__Directions for this task__: Repeat each line of the material below exactly as it appears, minus any pictures.

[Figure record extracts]
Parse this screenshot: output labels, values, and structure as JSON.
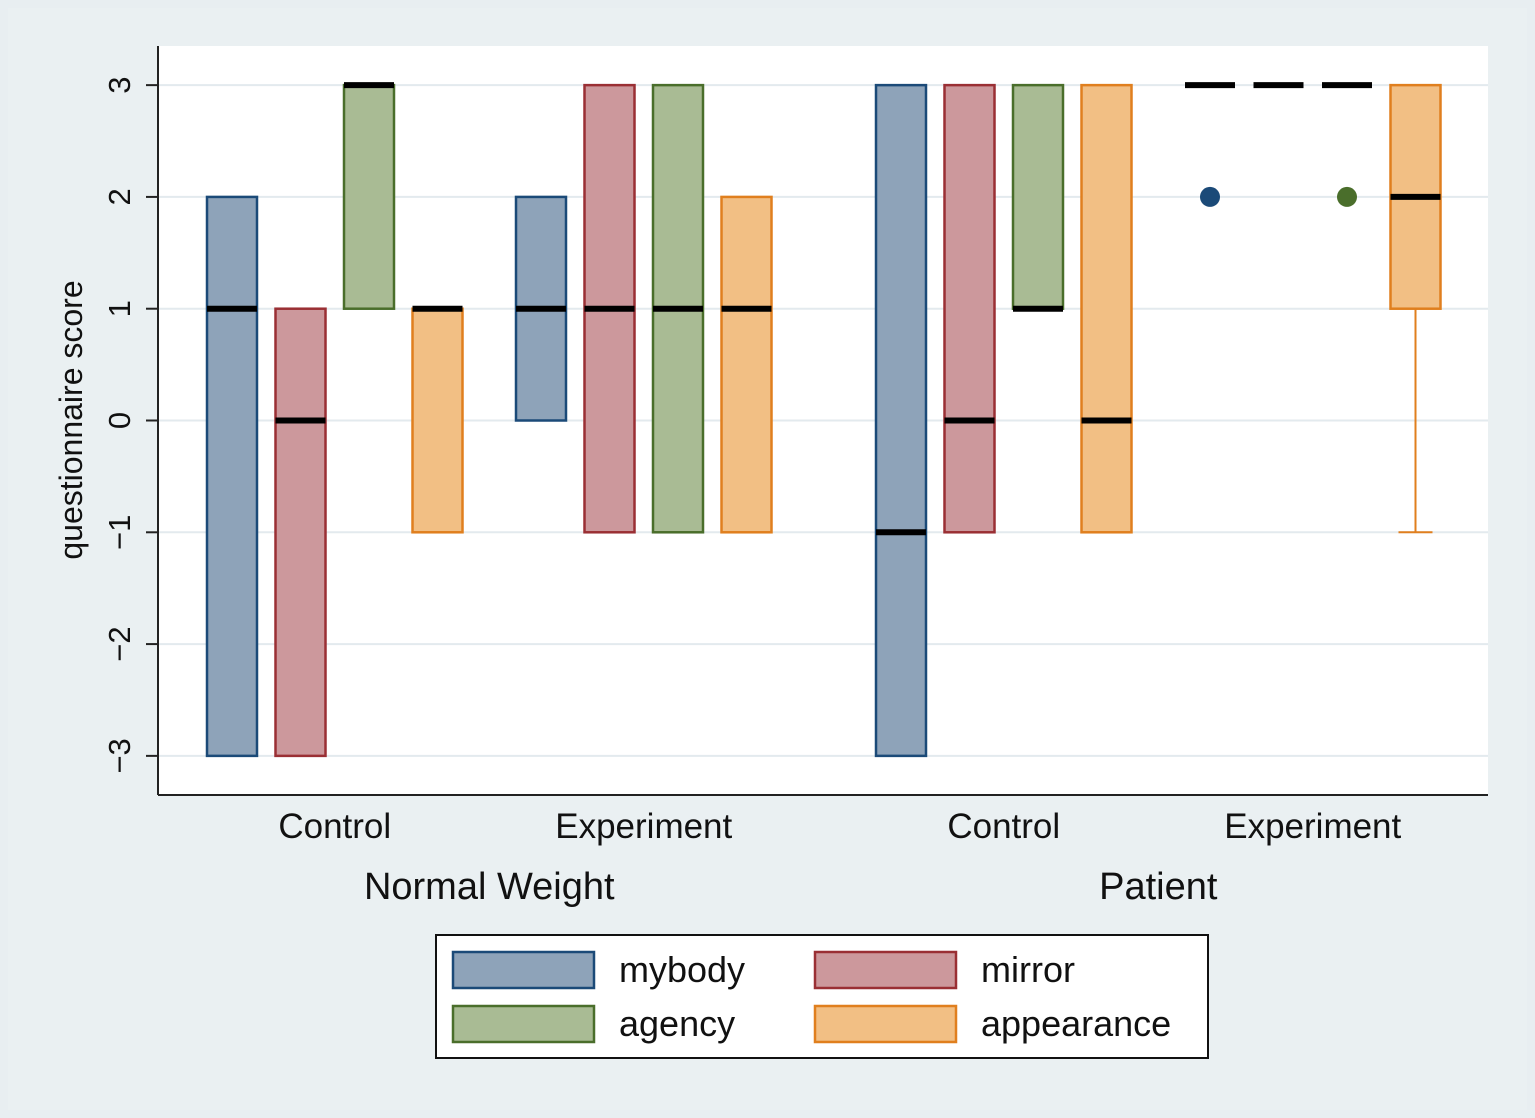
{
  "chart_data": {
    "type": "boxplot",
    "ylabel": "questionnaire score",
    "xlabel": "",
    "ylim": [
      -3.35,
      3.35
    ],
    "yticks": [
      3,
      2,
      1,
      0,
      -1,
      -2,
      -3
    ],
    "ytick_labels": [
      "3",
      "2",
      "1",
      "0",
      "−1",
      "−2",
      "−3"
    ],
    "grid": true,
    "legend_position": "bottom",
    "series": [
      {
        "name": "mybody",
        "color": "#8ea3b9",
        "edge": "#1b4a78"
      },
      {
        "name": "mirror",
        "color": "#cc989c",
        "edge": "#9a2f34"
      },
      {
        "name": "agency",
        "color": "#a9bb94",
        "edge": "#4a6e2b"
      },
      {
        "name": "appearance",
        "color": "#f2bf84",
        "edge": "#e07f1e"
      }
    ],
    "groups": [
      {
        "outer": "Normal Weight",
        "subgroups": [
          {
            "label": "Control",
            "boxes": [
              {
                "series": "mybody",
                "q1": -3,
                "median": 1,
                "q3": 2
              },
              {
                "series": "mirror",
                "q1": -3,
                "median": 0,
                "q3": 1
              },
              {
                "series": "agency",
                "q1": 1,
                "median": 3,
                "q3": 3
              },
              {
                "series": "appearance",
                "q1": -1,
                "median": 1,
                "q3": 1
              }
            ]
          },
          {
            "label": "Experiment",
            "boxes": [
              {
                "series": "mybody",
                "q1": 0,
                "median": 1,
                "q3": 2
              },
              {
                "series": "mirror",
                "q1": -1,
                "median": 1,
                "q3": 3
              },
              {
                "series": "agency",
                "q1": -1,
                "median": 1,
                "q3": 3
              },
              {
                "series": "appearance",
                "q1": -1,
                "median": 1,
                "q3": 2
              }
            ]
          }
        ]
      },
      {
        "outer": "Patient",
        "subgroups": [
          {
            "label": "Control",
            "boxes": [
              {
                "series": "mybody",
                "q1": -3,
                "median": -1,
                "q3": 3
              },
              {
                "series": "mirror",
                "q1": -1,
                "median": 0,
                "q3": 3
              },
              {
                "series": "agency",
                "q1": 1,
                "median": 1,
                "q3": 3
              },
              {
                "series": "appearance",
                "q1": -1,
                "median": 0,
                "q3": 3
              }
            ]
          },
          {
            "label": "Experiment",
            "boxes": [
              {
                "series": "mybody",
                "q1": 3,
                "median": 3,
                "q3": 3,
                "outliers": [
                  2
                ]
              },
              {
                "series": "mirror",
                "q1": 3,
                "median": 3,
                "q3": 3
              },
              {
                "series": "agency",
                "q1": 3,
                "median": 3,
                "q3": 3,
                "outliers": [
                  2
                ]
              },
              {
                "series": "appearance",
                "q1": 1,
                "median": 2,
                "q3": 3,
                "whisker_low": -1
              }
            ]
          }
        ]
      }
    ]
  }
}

__Result of this exercise__:
Parse this screenshot: output labels, values, and structure as JSON.
{
  "chart_data": {
    "type": "boxplot",
    "ylabel": "questionnaire score",
    "xlabel": "",
    "ylim": [
      -3.35,
      3.35
    ],
    "yticks": [
      3,
      2,
      1,
      0,
      -1,
      -2,
      -3
    ],
    "ytick_labels": [
      "3",
      "2",
      "1",
      "0",
      "−1",
      "−2",
      "−3"
    ],
    "grid": true,
    "legend_position": "bottom",
    "series": [
      {
        "name": "mybody",
        "color": "#8ea3b9",
        "edge": "#1b4a78"
      },
      {
        "name": "mirror",
        "color": "#cc989c",
        "edge": "#9a2f34"
      },
      {
        "name": "agency",
        "color": "#a9bb94",
        "edge": "#4a6e2b"
      },
      {
        "name": "appearance",
        "color": "#f2bf84",
        "edge": "#e07f1e"
      }
    ],
    "groups": [
      {
        "outer": "Normal Weight",
        "subgroups": [
          {
            "label": "Control",
            "boxes": [
              {
                "series": "mybody",
                "q1": -3,
                "median": 1,
                "q3": 2
              },
              {
                "series": "mirror",
                "q1": -3,
                "median": 0,
                "q3": 1
              },
              {
                "series": "agency",
                "q1": 1,
                "median": 3,
                "q3": 3
              },
              {
                "series": "appearance",
                "q1": -1,
                "median": 1,
                "q3": 1
              }
            ]
          },
          {
            "label": "Experiment",
            "boxes": [
              {
                "series": "mybody",
                "q1": 0,
                "median": 1,
                "q3": 2
              },
              {
                "series": "mirror",
                "q1": -1,
                "median": 1,
                "q3": 3
              },
              {
                "series": "agency",
                "q1": -1,
                "median": 1,
                "q3": 3
              },
              {
                "series": "appearance",
                "q1": -1,
                "median": 1,
                "q3": 2
              }
            ]
          }
        ]
      },
      {
        "outer": "Patient",
        "subgroups": [
          {
            "label": "Control",
            "boxes": [
              {
                "series": "mybody",
                "q1": -3,
                "median": -1,
                "q3": 3
              },
              {
                "series": "mirror",
                "q1": -1,
                "median": 0,
                "q3": 3
              },
              {
                "series": "agency",
                "q1": 1,
                "median": 1,
                "q3": 3
              },
              {
                "series": "appearance",
                "q1": -1,
                "median": 0,
                "q3": 3
              }
            ]
          },
          {
            "label": "Experiment",
            "boxes": [
              {
                "series": "mybody",
                "q1": 3,
                "median": 3,
                "q3": 3,
                "outliers": [
                  2
                ]
              },
              {
                "series": "mirror",
                "q1": 3,
                "median": 3,
                "q3": 3
              },
              {
                "series": "agency",
                "q1": 3,
                "median": 3,
                "q3": 3,
                "outliers": [
                  2
                ]
              },
              {
                "series": "appearance",
                "q1": 1,
                "median": 2,
                "q3": 3,
                "whisker_low": -1
              }
            ]
          }
        ]
      }
    ]
  }
}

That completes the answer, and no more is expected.